Task instructions »
Give only the number of lines in the records below that contain the word "this".

Supplied data »

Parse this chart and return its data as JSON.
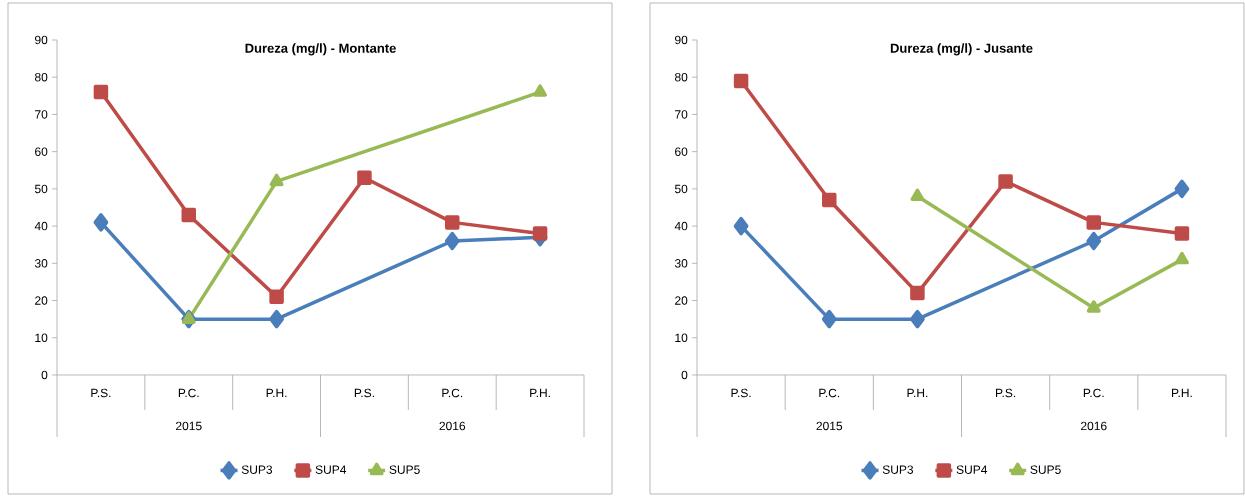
{
  "chart_data": [
    {
      "type": "line",
      "title": "Dureza (mg/l) - Montante",
      "categories": [
        "P.S.",
        "P.C.",
        "P.H.",
        "P.S.",
        "P.C.",
        "P.H."
      ],
      "annotations": [
        "2015",
        "2016"
      ],
      "ylim": [
        0,
        90
      ],
      "yticks": [
        0,
        10,
        20,
        30,
        40,
        50,
        60,
        70,
        80,
        90
      ],
      "legend": "bottom",
      "series": [
        {
          "name": "SUP3",
          "color": "#4a7ebb",
          "marker": "diamond",
          "values": [
            41,
            15,
            15,
            null,
            36,
            37
          ]
        },
        {
          "name": "SUP4",
          "color": "#be4b48",
          "marker": "square",
          "values": [
            76,
            43,
            21,
            53,
            41,
            38
          ]
        },
        {
          "name": "SUP5",
          "color": "#98b954",
          "marker": "triangle",
          "values": [
            null,
            15,
            52,
            null,
            null,
            76
          ]
        }
      ]
    },
    {
      "type": "line",
      "title": "Dureza (mg/l) - Jusante",
      "categories": [
        "P.S.",
        "P.C.",
        "P.H.",
        "P.S.",
        "P.C.",
        "P.H."
      ],
      "annotations": [
        "2015",
        "2016"
      ],
      "ylim": [
        0,
        90
      ],
      "yticks": [
        0,
        10,
        20,
        30,
        40,
        50,
        60,
        70,
        80,
        90
      ],
      "legend": "bottom",
      "series": [
        {
          "name": "SUP3",
          "color": "#4a7ebb",
          "marker": "diamond",
          "values": [
            40,
            15,
            15,
            null,
            36,
            50
          ]
        },
        {
          "name": "SUP4",
          "color": "#be4b48",
          "marker": "square",
          "values": [
            79,
            47,
            22,
            52,
            41,
            38
          ]
        },
        {
          "name": "SUP5",
          "color": "#98b954",
          "marker": "triangle",
          "values": [
            null,
            null,
            48,
            null,
            18,
            31
          ]
        }
      ]
    }
  ]
}
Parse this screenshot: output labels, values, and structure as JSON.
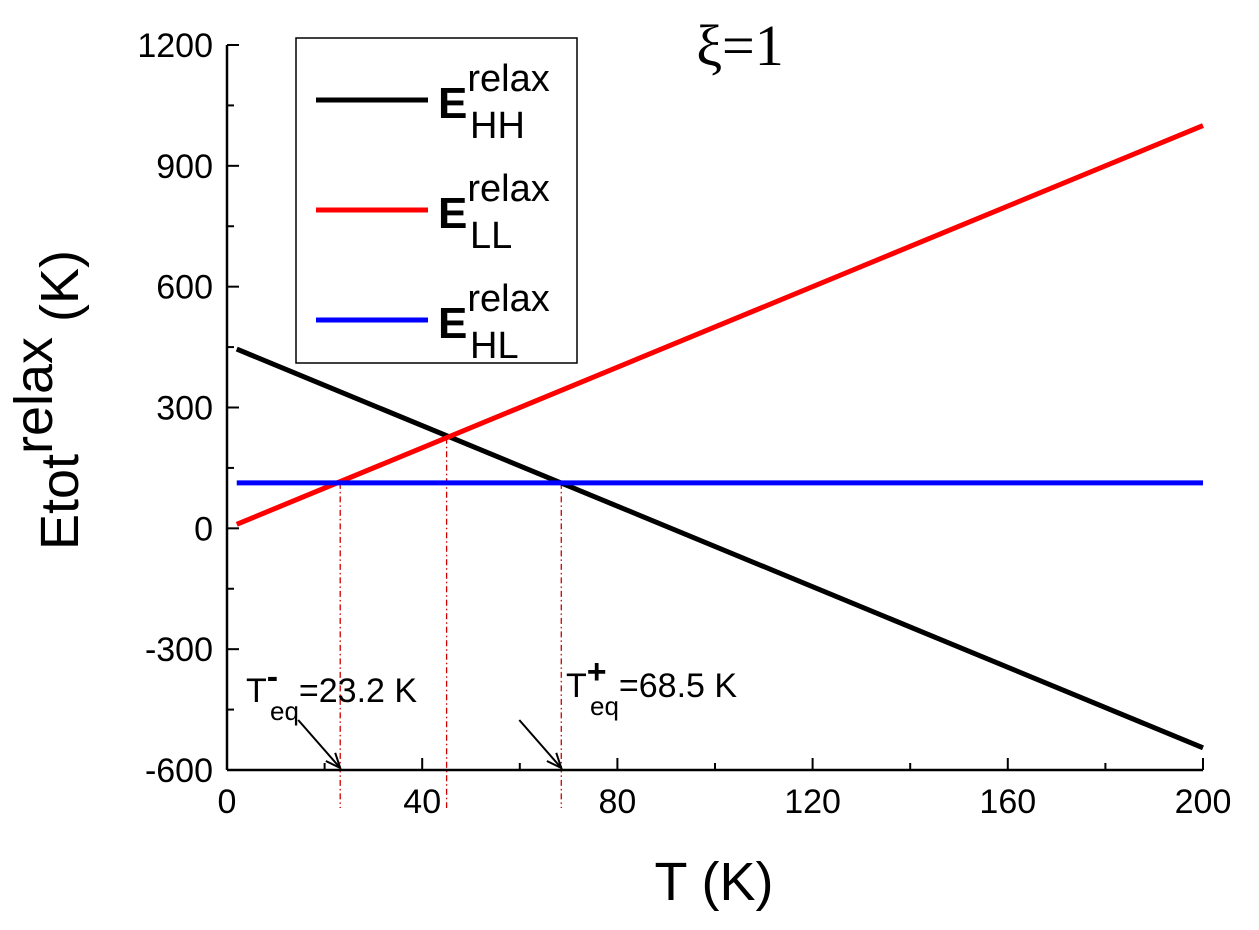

Final result »
2